Required task 1 —
Answer these questions from the passage on digital leadership below.
(a) What name is given to virtual organizations as new work environments?
(b) According to the passage, what has become a philosophical debate in the digital age?
(c) Human interactions have moved from face-to-face contact to what?

The digitization of information on history, arts, science, business, health, and other subjects through information and communication technologies (ICT) has fundamentally transformed humans’ way of life. New virtual environments have been formed for socialization and work through the World Wide Web and social media. As a result, digitalization has caused the emergence of virtual organizations as new work environments, called e-environments, new patterns of leadership, called e-leadership, and new boundaries for leader-follower relationships [42]. Additionally, as traditional organizations increase their online presence, the roles, responsibilities, functions, and behaviors of followers and leaders are changing. The traditional gap between leaders and followers of the industrial era, leaders doing leadership and followers doing followership, does not exist anymore. Followers seem to act and behave as leaders in the virtual world. Conversely, the power dynamics between leaders and followers are changing due to distant and remote interactions. The digital platform seems to foster interdependent collaboration and has swiped away some of the organizational power and privileges from leaders and empowered and emboldened followers to lead [43].

The following contextual factors have contributed to the change of power dynamics between leaders and followers in virtual organizations.

First, physical reality has been replaced by virtual reality. What is real has become a philosophical debate in the digital age. Leadership attributes based on one’s physical appearance (e.g., physical strengths, manner and mannerism, age, race, gender, etc.) have less meaning in the leadership process than before.

Second, human interactions have moved from face-to-face to electronic communication. This has impacted the way traditional business and education is conducted. Virtual classrooms and workplaces have become the new norms for the digital age.

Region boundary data
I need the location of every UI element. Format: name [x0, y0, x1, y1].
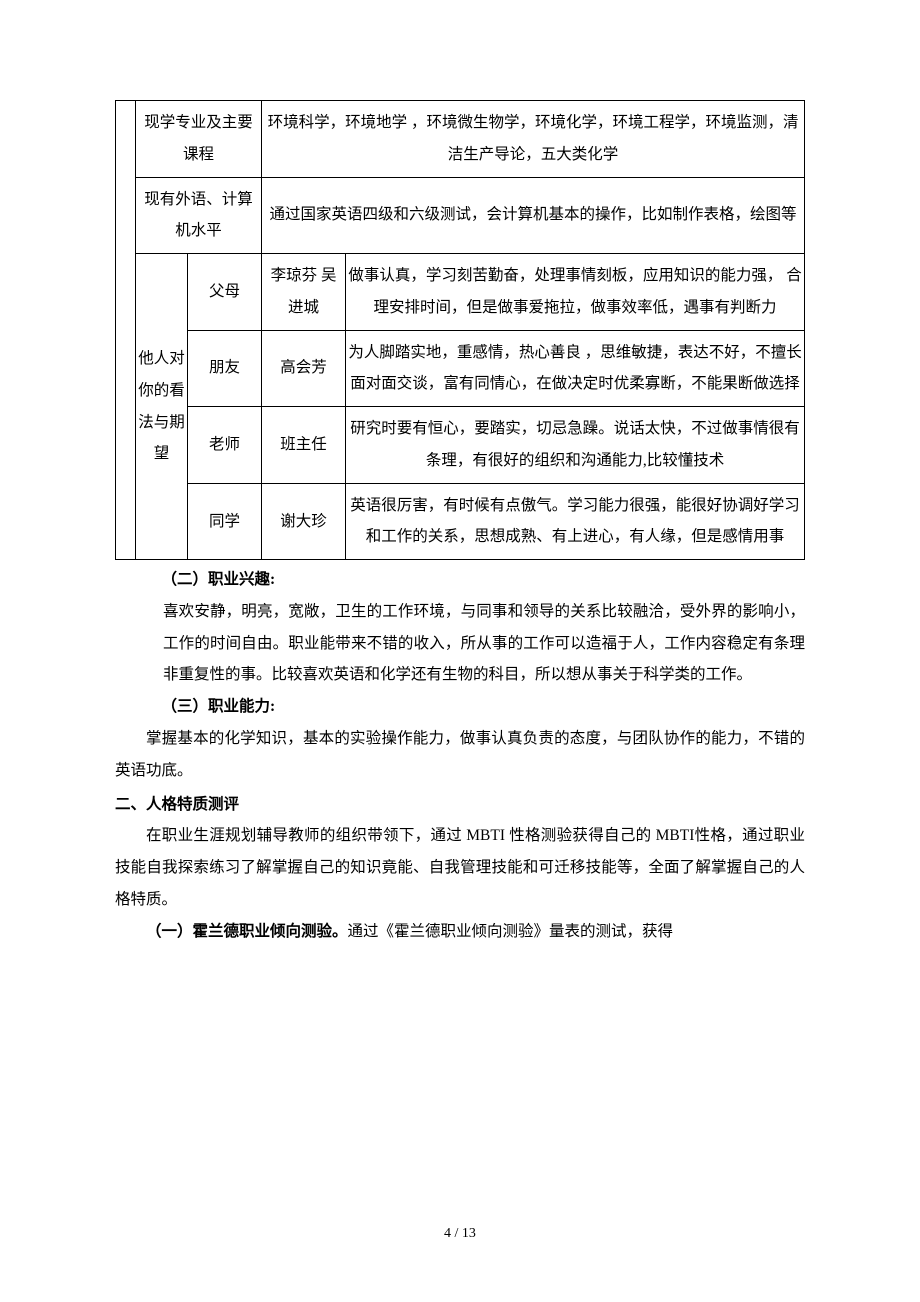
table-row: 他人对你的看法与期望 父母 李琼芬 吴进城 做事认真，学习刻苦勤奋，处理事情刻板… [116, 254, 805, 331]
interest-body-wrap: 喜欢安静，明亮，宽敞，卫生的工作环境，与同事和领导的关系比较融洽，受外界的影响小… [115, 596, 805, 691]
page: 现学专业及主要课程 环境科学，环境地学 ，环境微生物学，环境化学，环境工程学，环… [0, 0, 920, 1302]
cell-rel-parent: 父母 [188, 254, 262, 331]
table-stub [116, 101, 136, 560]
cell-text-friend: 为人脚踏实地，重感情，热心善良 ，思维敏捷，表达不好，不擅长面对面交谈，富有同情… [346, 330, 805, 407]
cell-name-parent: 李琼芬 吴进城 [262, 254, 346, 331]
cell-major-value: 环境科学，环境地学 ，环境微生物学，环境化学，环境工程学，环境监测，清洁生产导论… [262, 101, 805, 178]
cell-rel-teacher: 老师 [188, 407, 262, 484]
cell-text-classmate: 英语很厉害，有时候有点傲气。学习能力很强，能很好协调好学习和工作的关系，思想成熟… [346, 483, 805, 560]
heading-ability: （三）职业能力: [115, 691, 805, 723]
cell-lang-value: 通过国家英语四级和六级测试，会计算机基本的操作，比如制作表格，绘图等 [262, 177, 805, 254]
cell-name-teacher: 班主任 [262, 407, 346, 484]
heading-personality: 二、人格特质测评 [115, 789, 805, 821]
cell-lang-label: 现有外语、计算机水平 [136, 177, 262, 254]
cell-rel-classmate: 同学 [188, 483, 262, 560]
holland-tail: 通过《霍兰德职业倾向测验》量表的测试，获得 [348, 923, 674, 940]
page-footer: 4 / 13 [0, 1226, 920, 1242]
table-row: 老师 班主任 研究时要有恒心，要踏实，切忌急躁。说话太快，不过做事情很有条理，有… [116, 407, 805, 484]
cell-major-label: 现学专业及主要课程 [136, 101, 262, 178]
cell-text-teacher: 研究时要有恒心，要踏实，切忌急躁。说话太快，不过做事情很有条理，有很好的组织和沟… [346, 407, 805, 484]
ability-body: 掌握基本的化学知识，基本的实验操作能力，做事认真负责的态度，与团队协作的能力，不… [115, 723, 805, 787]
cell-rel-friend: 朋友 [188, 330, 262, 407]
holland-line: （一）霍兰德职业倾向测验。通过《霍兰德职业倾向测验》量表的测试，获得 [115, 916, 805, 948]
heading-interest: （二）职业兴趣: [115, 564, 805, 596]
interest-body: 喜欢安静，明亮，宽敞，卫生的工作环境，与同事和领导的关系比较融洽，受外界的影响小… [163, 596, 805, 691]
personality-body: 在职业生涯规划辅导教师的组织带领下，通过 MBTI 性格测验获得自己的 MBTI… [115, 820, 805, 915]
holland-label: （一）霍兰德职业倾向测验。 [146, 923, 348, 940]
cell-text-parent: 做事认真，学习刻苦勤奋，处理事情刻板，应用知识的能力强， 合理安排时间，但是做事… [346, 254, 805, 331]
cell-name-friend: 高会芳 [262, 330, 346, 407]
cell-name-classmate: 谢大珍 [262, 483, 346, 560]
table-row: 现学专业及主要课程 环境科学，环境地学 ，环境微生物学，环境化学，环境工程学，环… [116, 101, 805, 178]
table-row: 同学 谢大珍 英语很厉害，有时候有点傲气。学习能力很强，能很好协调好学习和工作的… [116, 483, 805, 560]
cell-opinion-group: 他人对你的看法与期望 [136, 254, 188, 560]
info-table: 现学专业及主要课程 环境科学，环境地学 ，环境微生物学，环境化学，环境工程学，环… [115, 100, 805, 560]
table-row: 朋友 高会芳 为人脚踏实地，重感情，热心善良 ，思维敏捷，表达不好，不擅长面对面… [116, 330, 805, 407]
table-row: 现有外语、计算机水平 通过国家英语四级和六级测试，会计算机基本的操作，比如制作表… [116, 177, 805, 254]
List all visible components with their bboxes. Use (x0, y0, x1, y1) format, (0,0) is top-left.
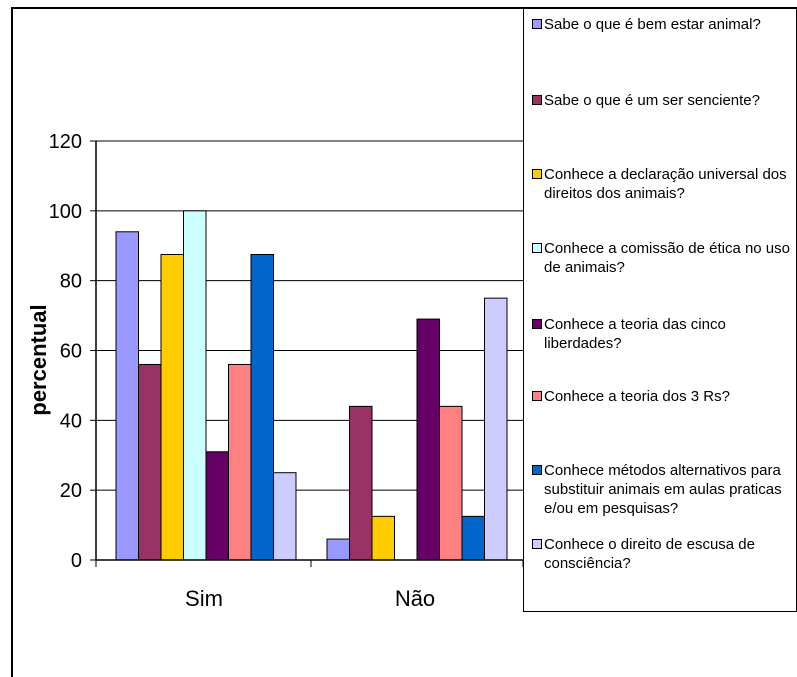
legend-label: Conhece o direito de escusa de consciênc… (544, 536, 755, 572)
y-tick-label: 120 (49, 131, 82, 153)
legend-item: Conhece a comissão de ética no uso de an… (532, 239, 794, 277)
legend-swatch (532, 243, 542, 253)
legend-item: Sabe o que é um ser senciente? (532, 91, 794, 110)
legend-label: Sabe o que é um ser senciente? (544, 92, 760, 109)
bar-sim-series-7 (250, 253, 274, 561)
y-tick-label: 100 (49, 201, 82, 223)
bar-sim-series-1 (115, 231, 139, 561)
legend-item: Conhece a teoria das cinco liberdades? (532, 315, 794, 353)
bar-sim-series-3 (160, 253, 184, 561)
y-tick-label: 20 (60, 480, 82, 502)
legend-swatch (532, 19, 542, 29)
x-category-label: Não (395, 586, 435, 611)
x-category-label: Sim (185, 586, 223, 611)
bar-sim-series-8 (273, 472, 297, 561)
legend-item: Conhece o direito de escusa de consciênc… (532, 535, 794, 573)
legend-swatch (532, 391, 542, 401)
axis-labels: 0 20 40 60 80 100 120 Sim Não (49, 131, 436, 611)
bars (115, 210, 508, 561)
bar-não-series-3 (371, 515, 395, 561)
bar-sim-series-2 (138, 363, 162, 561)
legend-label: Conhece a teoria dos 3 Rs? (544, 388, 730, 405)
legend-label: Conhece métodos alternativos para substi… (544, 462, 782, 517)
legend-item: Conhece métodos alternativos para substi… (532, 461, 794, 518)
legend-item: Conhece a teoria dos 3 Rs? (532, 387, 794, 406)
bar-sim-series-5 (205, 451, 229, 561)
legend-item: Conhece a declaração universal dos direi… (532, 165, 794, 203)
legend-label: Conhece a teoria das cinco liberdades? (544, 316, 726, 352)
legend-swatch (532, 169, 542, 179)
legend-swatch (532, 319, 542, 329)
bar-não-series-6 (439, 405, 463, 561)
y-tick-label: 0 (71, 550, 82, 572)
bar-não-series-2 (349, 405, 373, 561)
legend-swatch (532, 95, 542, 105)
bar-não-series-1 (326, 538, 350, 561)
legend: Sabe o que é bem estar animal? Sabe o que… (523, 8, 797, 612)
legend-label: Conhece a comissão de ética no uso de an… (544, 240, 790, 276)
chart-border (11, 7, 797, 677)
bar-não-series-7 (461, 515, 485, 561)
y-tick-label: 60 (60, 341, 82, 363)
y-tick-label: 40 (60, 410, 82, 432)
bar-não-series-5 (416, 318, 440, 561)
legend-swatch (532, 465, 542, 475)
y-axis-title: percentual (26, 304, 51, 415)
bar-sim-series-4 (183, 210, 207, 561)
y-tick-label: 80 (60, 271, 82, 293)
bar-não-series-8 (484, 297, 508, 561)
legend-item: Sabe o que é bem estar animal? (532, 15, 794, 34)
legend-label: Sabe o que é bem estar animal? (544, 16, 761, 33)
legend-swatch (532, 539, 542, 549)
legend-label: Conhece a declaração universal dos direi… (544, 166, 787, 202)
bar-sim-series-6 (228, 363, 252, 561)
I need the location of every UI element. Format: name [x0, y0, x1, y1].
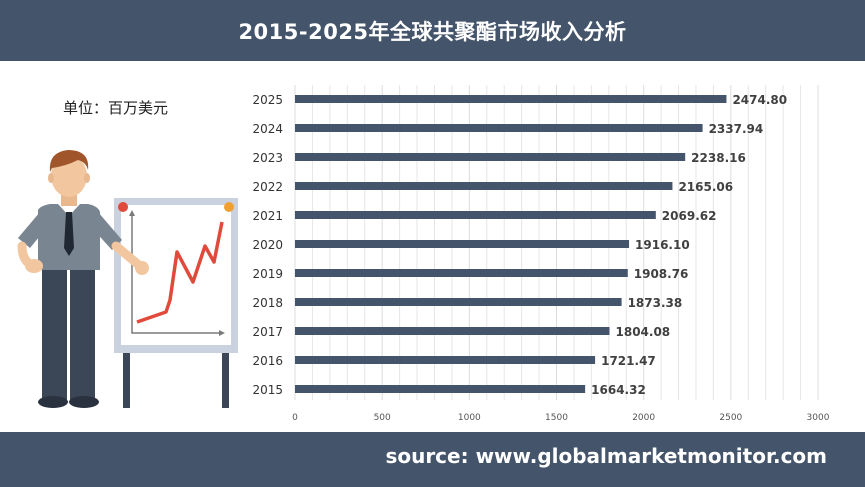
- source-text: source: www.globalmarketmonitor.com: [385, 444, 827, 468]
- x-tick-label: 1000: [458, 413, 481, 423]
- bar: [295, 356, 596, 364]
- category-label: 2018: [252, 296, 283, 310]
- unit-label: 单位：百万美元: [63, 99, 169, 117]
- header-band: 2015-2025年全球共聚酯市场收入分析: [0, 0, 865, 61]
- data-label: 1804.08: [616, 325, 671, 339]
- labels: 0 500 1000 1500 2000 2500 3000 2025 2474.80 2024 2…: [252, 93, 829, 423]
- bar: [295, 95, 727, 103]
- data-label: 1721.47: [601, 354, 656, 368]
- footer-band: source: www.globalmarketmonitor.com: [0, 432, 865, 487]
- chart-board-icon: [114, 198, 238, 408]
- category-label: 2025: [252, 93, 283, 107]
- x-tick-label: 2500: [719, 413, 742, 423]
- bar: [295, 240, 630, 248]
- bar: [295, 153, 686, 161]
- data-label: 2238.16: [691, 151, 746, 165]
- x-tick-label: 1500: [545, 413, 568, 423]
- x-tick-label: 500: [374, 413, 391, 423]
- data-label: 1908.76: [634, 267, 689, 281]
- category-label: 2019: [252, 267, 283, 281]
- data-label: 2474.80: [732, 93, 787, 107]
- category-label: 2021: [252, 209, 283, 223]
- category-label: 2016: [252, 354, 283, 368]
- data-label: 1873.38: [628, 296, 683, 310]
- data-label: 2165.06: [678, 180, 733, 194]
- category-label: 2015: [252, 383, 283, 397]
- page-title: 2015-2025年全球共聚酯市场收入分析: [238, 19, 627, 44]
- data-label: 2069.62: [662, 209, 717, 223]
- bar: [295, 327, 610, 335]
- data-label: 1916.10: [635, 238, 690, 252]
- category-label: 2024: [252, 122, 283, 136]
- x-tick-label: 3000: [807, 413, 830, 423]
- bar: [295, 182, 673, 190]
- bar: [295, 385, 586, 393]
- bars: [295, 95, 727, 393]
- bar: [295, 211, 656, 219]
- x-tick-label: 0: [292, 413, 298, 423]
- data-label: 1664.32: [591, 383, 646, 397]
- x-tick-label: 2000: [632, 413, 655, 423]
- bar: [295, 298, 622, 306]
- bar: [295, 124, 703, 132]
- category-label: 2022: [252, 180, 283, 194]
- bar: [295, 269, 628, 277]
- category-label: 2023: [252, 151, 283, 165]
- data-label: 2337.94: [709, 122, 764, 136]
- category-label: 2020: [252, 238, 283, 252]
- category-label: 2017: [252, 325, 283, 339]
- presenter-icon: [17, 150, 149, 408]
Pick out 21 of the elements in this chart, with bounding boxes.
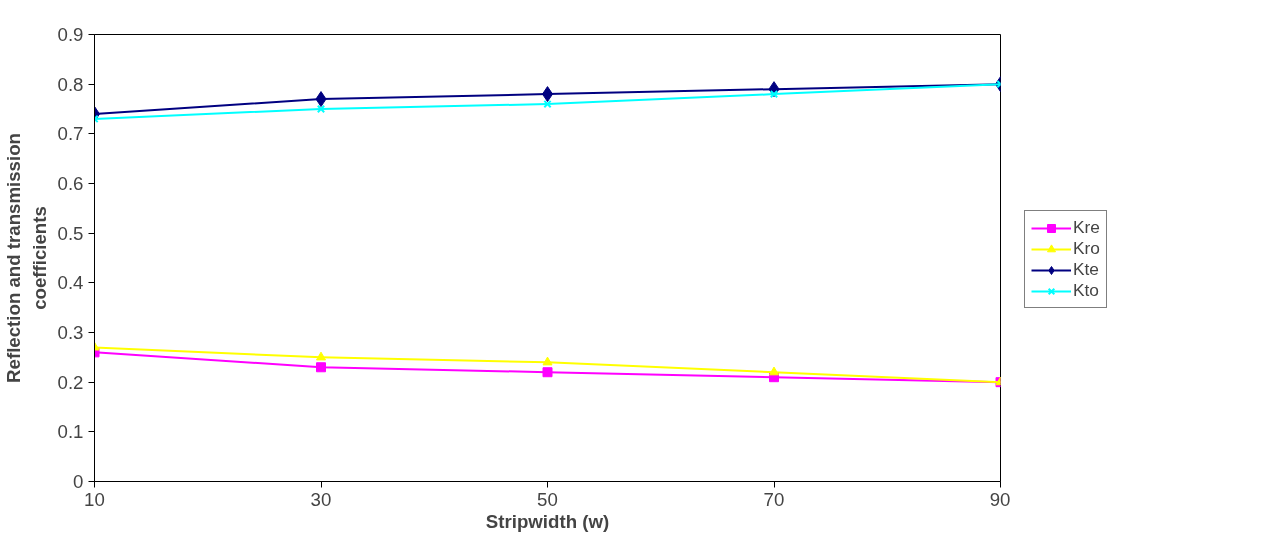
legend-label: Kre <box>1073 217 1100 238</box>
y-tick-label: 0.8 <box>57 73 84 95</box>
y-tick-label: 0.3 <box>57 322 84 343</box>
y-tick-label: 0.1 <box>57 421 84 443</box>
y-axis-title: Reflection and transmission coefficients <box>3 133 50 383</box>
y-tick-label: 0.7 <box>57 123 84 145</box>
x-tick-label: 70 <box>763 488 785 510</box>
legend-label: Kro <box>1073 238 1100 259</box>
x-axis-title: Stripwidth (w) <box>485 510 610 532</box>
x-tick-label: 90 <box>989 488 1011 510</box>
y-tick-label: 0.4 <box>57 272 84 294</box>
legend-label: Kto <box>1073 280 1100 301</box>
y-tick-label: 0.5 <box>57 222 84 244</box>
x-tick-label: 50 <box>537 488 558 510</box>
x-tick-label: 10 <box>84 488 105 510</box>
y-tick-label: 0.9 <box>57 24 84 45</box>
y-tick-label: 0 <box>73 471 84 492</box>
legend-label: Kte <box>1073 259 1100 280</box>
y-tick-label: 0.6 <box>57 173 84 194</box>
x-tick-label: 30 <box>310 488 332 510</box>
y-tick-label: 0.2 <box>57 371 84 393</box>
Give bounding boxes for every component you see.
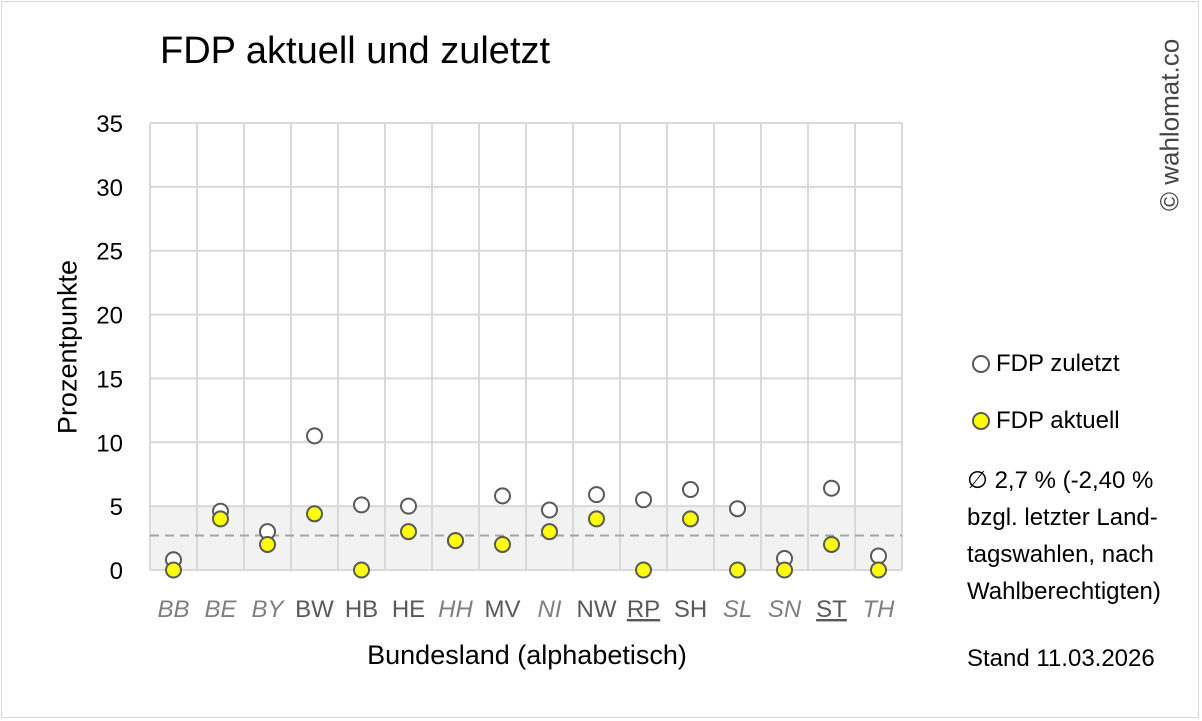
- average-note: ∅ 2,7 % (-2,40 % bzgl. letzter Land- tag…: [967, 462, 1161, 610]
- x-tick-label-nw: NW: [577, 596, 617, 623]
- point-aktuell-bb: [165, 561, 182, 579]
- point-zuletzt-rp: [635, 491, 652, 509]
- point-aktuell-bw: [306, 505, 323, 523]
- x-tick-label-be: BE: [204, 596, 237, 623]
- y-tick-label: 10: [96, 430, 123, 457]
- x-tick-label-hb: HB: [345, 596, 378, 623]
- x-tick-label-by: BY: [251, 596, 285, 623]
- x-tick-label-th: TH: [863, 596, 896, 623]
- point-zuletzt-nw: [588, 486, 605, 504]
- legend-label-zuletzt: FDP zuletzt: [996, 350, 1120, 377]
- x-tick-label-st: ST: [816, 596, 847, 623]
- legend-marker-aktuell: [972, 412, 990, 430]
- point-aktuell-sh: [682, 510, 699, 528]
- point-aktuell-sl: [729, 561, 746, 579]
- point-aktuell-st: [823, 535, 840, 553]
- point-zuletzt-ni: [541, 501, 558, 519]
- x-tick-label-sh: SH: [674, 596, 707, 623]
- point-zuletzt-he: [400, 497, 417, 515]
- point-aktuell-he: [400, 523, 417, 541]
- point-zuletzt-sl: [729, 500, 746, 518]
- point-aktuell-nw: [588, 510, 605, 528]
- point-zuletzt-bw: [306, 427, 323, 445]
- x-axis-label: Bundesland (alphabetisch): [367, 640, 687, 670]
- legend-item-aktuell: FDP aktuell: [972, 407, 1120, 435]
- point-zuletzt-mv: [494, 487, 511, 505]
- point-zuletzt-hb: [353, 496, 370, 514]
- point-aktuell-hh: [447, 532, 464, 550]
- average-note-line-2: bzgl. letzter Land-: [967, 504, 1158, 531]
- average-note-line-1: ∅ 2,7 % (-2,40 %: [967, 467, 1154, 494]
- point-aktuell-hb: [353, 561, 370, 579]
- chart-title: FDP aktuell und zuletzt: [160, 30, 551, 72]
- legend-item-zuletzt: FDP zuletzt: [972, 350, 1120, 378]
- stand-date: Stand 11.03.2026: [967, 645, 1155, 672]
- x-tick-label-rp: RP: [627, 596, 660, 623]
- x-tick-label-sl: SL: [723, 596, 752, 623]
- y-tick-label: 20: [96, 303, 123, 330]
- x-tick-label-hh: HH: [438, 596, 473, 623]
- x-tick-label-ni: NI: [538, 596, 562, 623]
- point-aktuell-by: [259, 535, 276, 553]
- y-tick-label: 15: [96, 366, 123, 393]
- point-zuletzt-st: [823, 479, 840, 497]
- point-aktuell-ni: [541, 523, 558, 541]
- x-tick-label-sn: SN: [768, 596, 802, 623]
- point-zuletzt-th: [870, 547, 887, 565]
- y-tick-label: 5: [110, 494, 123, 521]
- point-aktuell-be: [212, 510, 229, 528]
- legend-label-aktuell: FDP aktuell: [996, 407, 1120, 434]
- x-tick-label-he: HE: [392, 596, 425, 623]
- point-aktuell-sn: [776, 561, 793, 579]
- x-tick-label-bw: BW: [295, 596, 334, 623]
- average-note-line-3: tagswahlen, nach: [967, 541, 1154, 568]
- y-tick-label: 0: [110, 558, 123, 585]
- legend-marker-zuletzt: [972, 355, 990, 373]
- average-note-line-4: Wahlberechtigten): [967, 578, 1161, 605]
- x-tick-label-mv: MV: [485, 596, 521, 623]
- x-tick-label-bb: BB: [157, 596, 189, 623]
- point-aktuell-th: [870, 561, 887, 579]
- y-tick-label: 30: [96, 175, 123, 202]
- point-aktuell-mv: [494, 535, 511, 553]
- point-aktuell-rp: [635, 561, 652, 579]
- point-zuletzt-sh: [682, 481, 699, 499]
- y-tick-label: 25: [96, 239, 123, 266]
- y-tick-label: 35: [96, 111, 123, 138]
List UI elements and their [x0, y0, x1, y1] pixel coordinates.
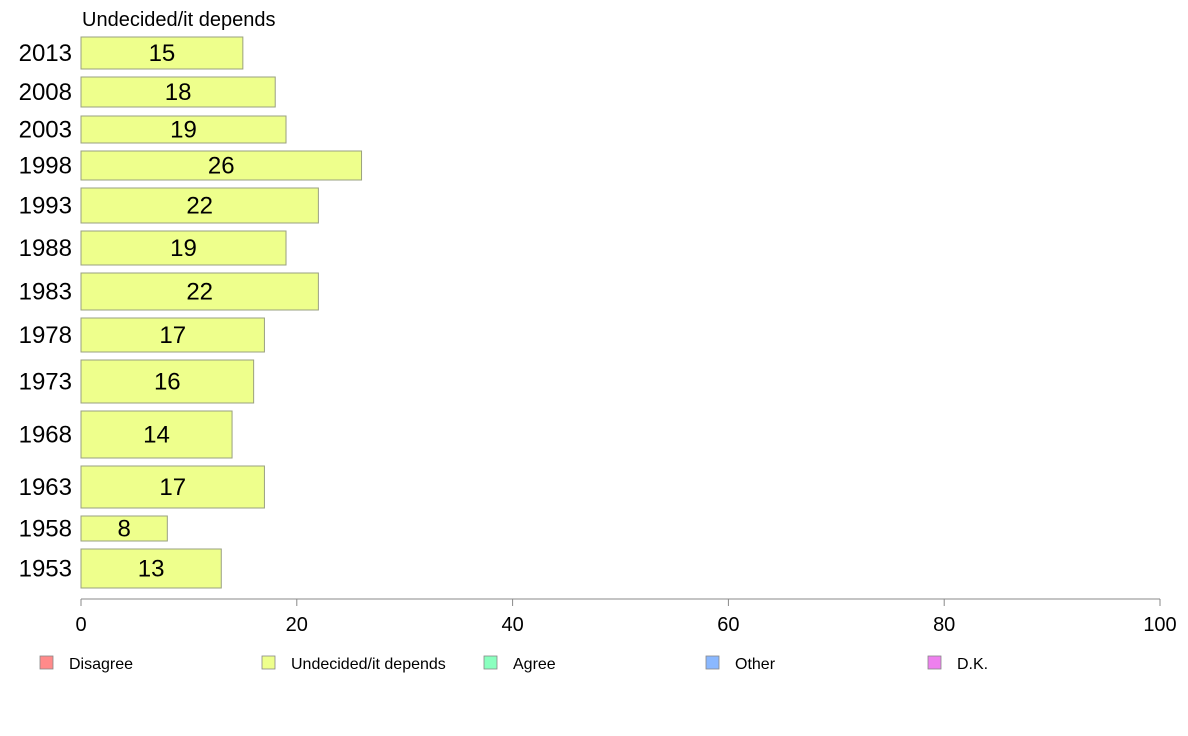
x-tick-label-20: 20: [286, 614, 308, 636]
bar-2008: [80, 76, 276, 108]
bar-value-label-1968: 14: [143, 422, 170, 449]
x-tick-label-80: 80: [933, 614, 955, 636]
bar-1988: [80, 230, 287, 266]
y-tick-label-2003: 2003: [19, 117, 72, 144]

Required task 2 —
In the region boundary data entries, copy word for word the lines from the one containing "table-row: 他人对你的看法与期望 父母" through the one containing "table-stub [116, 101, 136, 560]", including both.

Exercise solution 1 —
(a) E-environments
(b) What is real
(c) Electronic communication

Exercise solution 2 —
table-row: 他人对你的看法与期望 父母 李琼芬 吴进城 做事认真，学习刻苦勤奋，处理事情刻板… [116, 254, 805, 331]
interest-body-wrap: 喜欢安静，明亮，宽敞，卫生的工作环境，与同事和领导的关系比较融洽，受外界的影响小… [115, 596, 805, 691]
page: 现学专业及主要课程 环境科学，环境地学 ，环境微生物学，环境化学，环境工程学，环… [0, 0, 920, 1302]
cell-rel-parent: 父母 [188, 254, 262, 331]
table-stub [116, 101, 136, 560]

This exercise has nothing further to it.